(Dataset records)
__________________________________________________

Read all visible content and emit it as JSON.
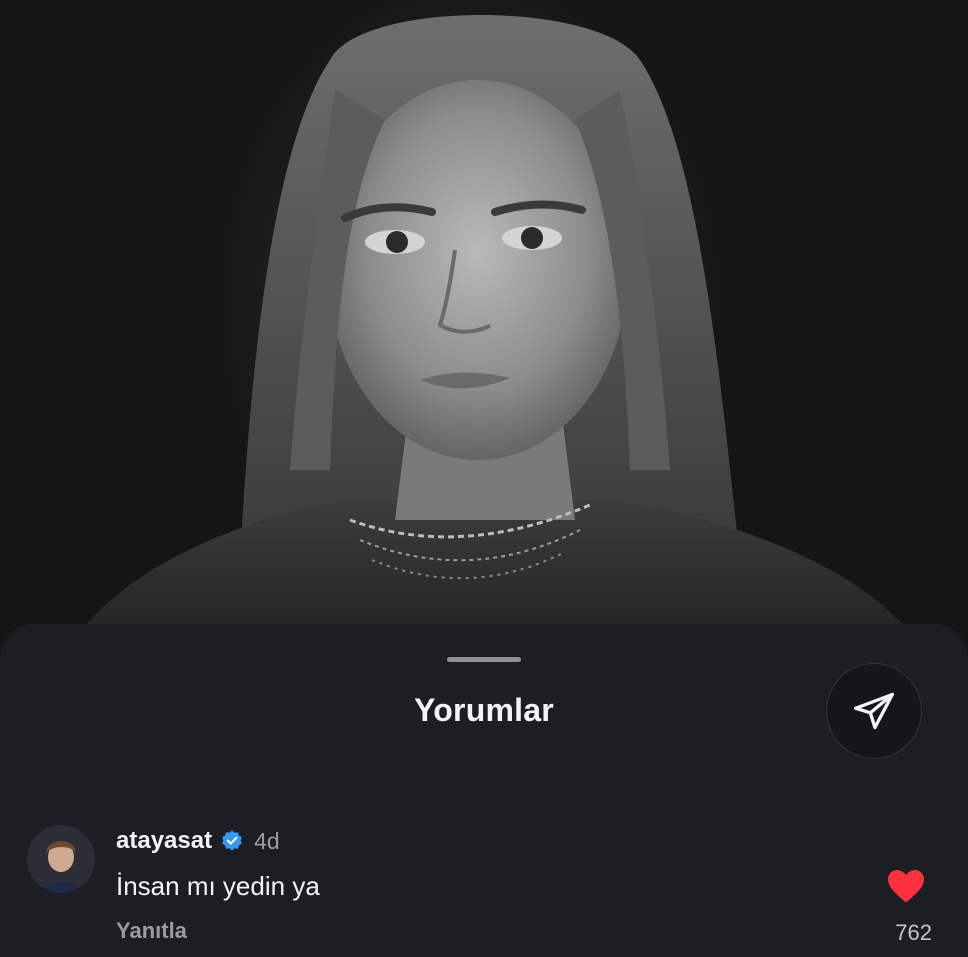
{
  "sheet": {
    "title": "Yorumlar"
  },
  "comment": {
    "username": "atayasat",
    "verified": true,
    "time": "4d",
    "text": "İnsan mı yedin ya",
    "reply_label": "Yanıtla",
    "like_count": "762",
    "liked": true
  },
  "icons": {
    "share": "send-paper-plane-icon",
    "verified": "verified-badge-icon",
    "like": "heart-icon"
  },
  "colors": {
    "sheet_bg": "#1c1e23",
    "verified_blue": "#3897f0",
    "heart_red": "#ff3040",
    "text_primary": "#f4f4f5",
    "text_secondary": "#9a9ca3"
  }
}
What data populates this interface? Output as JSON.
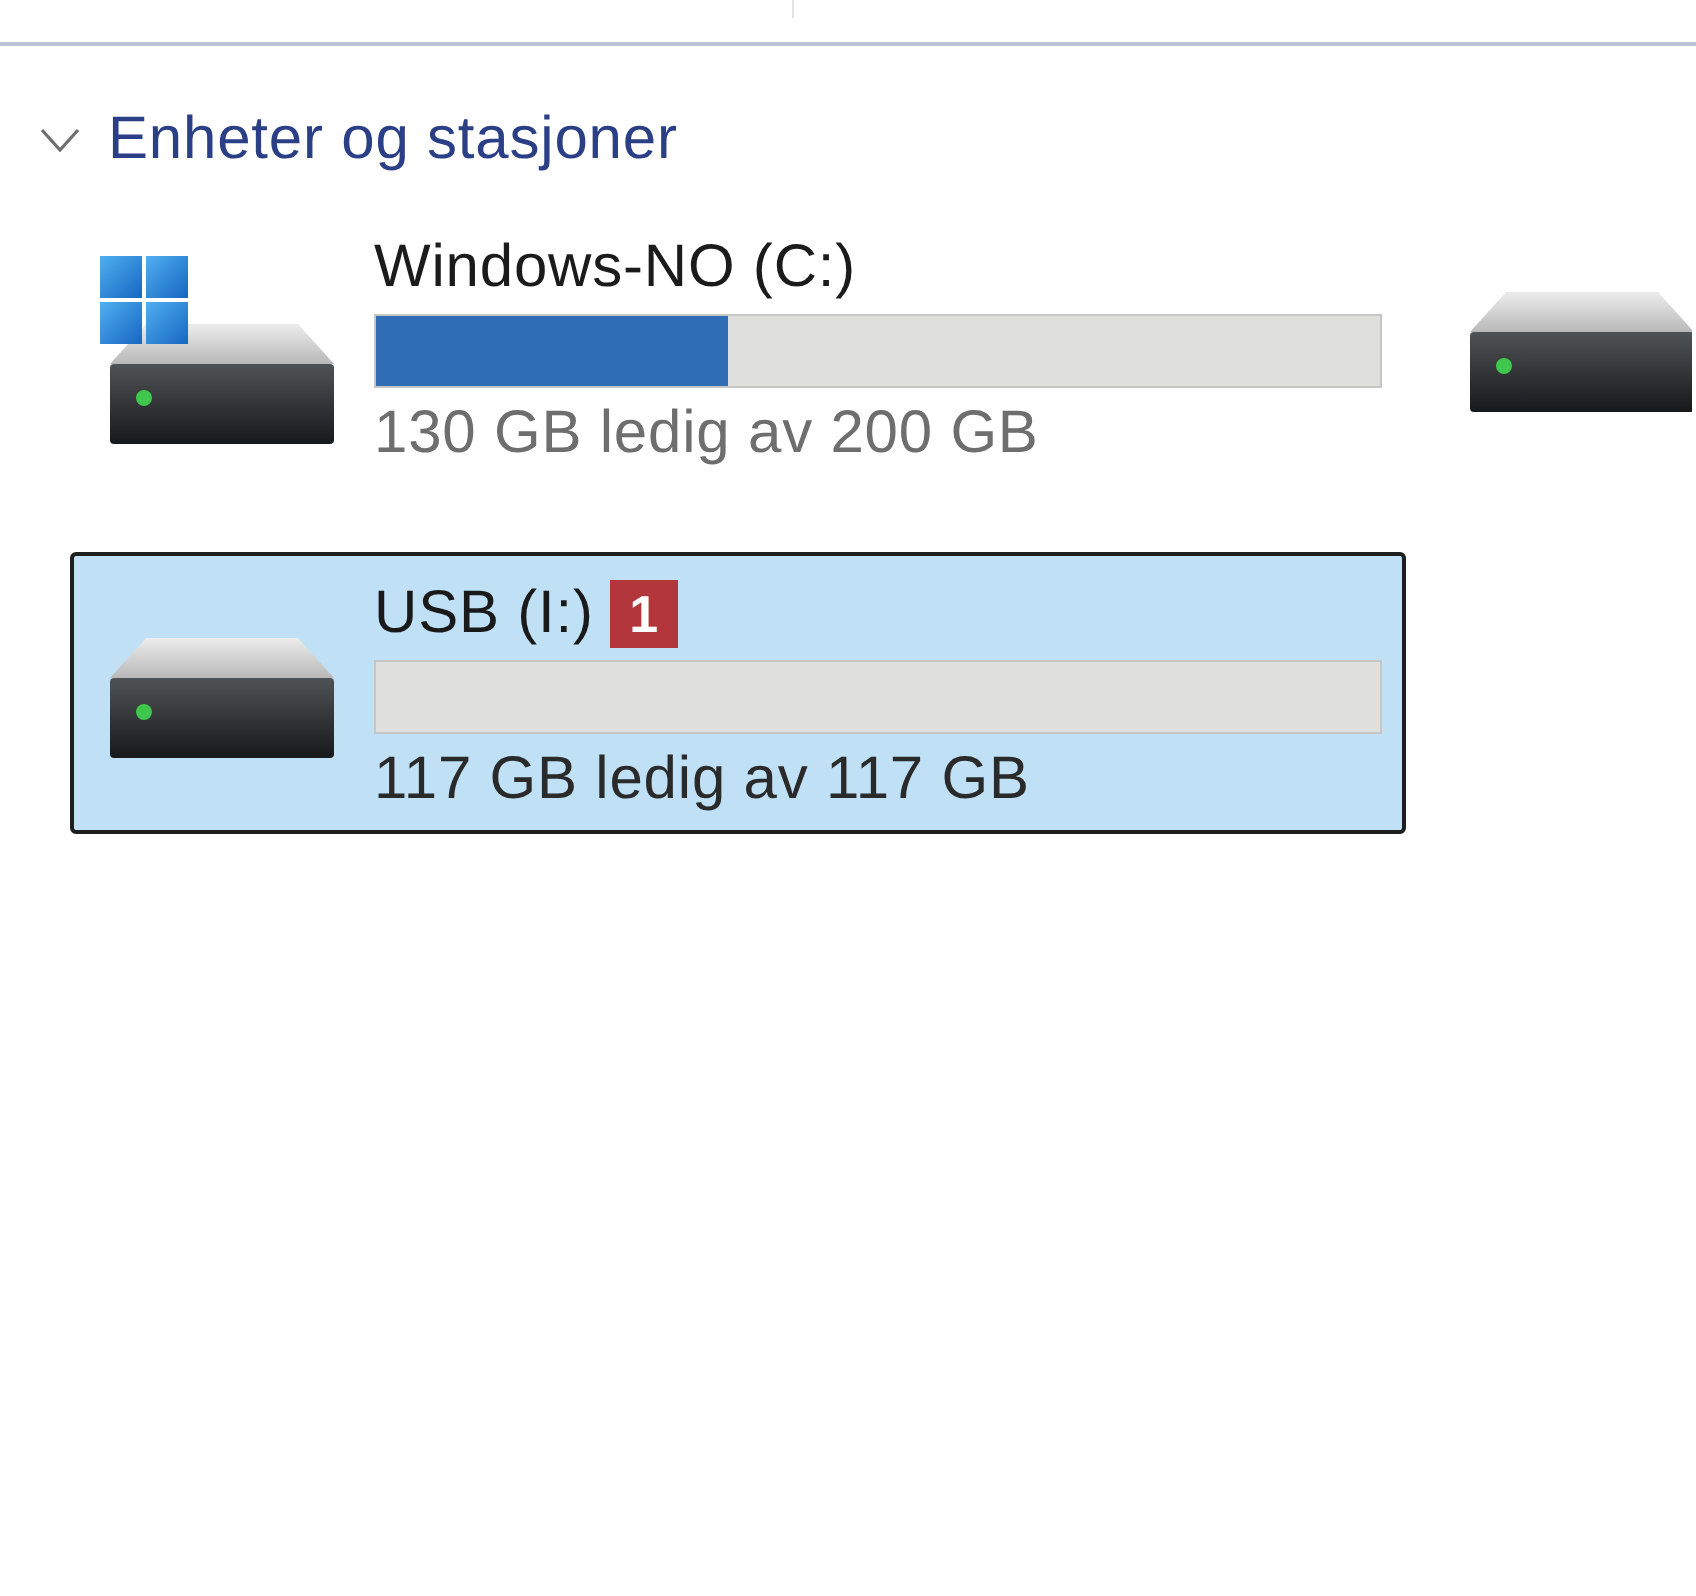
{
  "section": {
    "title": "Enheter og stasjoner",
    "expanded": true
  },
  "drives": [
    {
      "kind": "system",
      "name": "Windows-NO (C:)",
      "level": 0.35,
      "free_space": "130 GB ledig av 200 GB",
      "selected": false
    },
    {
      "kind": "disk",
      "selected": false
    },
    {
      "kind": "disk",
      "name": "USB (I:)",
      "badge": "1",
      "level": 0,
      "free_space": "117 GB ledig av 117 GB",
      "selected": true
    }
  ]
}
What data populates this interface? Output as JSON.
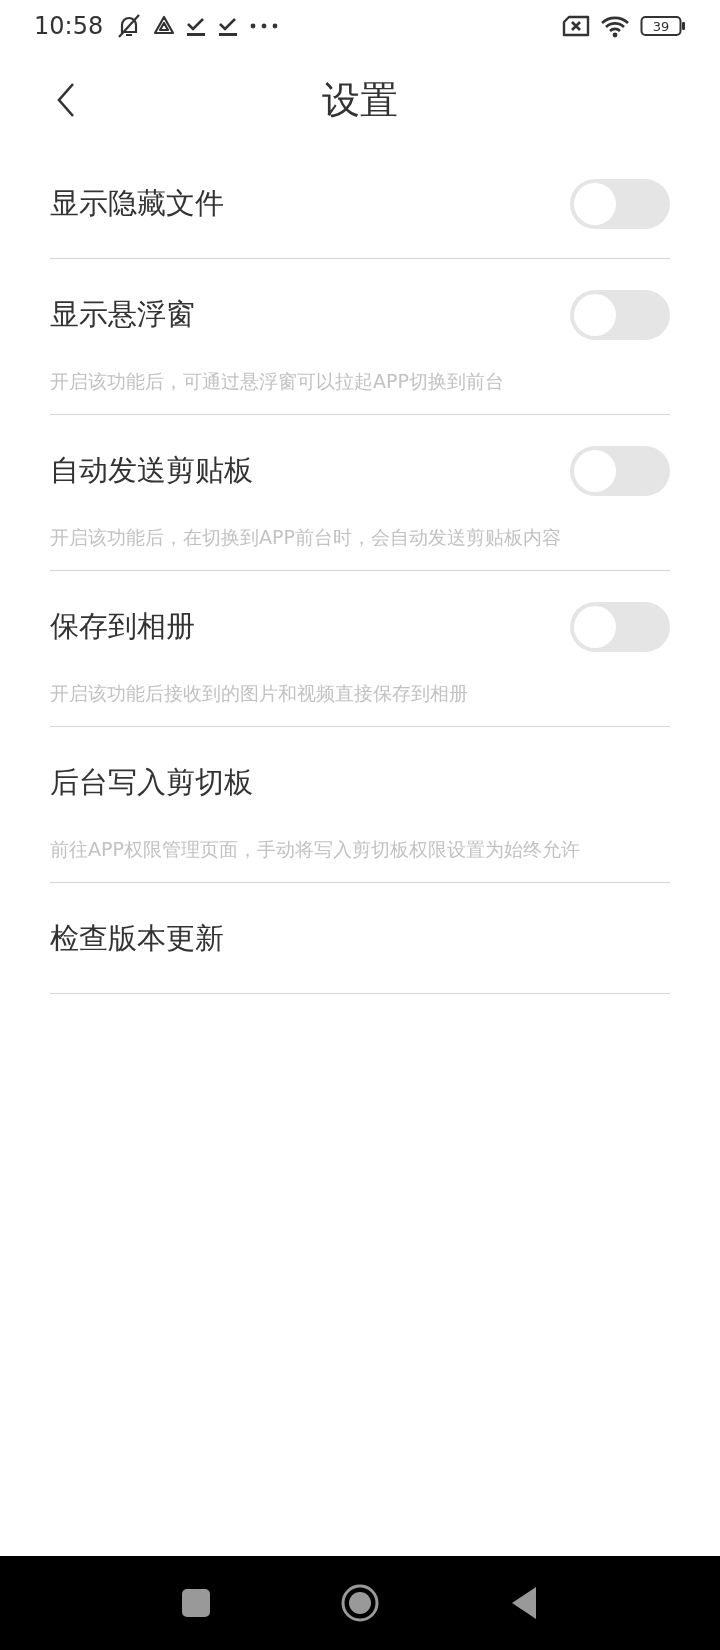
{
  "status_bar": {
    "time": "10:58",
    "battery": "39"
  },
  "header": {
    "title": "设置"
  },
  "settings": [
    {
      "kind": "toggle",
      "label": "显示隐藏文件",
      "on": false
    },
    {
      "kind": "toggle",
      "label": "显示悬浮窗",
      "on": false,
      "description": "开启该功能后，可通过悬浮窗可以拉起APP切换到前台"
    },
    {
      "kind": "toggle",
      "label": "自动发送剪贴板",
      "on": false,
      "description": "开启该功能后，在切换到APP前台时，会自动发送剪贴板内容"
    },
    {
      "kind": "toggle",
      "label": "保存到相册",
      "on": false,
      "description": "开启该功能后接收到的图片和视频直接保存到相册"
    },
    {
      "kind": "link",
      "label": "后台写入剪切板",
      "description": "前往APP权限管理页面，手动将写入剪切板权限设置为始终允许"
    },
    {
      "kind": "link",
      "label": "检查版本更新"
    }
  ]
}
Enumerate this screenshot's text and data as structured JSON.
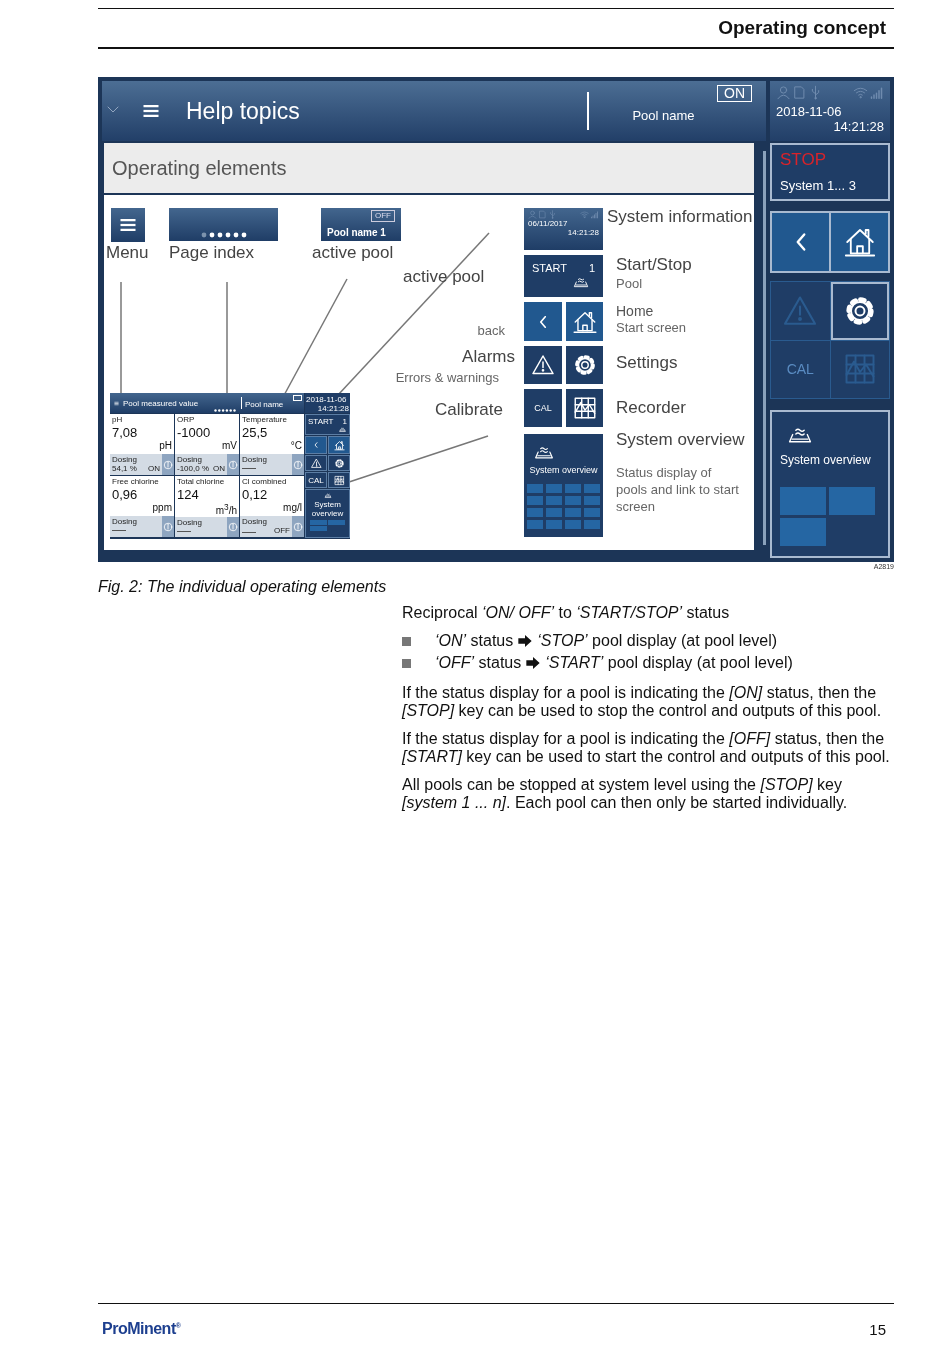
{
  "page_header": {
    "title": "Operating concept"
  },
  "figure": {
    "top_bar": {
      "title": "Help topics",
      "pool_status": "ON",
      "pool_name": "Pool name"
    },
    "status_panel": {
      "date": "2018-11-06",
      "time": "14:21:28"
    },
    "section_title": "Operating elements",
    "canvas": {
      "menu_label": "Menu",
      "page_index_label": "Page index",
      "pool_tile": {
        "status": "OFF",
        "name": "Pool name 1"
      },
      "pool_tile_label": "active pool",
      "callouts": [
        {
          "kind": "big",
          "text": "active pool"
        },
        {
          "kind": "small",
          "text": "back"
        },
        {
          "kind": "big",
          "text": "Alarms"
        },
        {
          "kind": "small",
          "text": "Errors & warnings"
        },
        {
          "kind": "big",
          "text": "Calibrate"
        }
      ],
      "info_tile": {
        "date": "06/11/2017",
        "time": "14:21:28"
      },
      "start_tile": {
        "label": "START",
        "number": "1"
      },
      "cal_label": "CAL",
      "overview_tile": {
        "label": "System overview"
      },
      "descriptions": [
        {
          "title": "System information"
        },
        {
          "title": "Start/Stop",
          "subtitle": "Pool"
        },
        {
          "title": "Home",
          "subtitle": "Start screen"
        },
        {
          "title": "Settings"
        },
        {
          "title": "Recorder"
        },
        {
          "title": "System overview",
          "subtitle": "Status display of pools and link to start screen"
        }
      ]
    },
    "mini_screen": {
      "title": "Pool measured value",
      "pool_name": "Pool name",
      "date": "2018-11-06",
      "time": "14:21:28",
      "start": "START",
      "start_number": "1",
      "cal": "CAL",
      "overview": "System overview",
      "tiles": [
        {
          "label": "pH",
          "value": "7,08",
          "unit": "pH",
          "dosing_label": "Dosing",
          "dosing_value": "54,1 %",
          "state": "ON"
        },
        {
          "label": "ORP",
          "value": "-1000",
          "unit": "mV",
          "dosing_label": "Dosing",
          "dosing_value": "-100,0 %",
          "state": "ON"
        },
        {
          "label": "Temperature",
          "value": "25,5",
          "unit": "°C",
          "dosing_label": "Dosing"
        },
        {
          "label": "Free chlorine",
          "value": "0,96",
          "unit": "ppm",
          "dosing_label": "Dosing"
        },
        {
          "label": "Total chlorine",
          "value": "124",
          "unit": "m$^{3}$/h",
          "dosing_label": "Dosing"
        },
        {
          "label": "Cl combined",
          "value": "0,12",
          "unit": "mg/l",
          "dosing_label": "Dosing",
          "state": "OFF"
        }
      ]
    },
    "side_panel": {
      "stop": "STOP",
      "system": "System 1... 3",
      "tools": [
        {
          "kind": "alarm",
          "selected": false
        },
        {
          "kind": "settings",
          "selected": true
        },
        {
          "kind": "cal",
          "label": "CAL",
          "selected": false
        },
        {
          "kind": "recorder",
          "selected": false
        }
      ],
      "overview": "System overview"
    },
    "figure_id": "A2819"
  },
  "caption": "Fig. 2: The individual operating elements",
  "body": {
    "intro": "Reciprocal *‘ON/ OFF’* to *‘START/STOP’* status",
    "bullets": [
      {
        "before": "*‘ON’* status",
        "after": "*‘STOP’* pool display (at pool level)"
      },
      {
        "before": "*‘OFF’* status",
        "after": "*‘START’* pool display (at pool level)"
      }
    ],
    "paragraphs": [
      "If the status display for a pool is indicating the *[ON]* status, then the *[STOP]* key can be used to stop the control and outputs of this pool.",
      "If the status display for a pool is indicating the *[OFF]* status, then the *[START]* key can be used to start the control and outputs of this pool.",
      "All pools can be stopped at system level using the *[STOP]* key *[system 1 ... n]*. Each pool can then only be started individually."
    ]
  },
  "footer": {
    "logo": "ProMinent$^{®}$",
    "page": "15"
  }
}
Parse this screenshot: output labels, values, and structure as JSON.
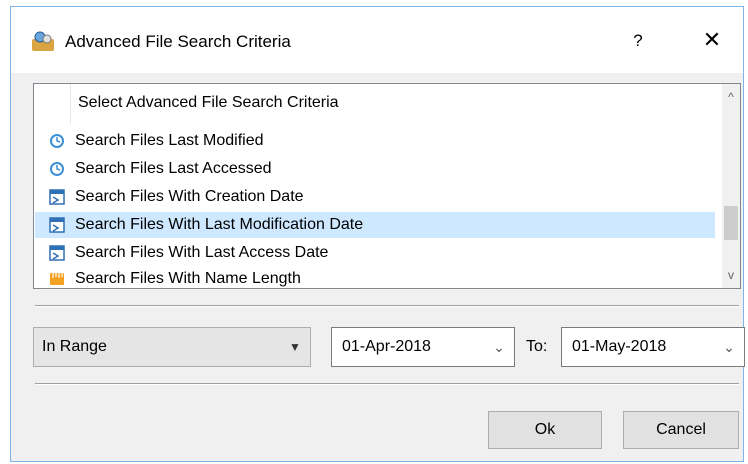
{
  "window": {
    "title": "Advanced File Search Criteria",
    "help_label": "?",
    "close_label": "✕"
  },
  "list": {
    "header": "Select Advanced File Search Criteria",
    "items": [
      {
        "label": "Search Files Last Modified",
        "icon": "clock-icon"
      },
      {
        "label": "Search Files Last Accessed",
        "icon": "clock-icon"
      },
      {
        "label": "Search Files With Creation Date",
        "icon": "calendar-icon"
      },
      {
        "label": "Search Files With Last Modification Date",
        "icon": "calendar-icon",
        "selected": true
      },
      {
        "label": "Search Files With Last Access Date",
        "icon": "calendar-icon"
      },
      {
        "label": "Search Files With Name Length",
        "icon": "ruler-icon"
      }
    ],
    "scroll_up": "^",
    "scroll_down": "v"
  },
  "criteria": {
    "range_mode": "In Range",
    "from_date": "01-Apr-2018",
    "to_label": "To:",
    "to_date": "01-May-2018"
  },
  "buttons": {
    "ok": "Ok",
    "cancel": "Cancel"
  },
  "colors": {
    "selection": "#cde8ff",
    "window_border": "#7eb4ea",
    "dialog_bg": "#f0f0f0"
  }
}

__________________________________________________

Look back over the material above and state how many lines hold the word "Files". Write the number and nothing else.

6